Stored items:
..........
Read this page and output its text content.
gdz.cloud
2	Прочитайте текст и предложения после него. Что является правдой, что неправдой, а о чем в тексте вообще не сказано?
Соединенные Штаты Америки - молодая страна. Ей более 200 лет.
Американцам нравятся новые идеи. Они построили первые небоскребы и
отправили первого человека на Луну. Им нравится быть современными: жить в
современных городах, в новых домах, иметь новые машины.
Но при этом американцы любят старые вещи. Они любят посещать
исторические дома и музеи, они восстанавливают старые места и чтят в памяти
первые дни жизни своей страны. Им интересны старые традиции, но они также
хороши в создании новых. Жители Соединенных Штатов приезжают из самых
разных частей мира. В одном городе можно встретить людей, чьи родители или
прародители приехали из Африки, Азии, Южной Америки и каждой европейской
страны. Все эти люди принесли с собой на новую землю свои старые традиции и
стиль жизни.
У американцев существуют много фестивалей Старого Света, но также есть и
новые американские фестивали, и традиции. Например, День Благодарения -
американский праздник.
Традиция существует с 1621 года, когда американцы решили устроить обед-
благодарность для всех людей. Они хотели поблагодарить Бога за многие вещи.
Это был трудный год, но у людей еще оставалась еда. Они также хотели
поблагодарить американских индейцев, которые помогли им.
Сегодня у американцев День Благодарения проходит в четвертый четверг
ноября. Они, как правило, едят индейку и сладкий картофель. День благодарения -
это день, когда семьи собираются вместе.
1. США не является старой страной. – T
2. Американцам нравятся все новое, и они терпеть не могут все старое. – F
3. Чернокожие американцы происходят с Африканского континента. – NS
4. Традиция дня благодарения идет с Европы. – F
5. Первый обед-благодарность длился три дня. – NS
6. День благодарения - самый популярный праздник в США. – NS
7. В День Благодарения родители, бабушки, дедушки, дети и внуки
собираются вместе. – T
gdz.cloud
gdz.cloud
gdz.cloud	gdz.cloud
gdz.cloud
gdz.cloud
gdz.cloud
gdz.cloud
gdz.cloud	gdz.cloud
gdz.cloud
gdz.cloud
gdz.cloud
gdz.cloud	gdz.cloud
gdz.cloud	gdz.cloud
..........
* [Given request] Working from the listing above, pick out every line that has "собираются" and copy it.

* [Exercise result]
это день, когда семьи собираются вместе.
собираются вместе. – T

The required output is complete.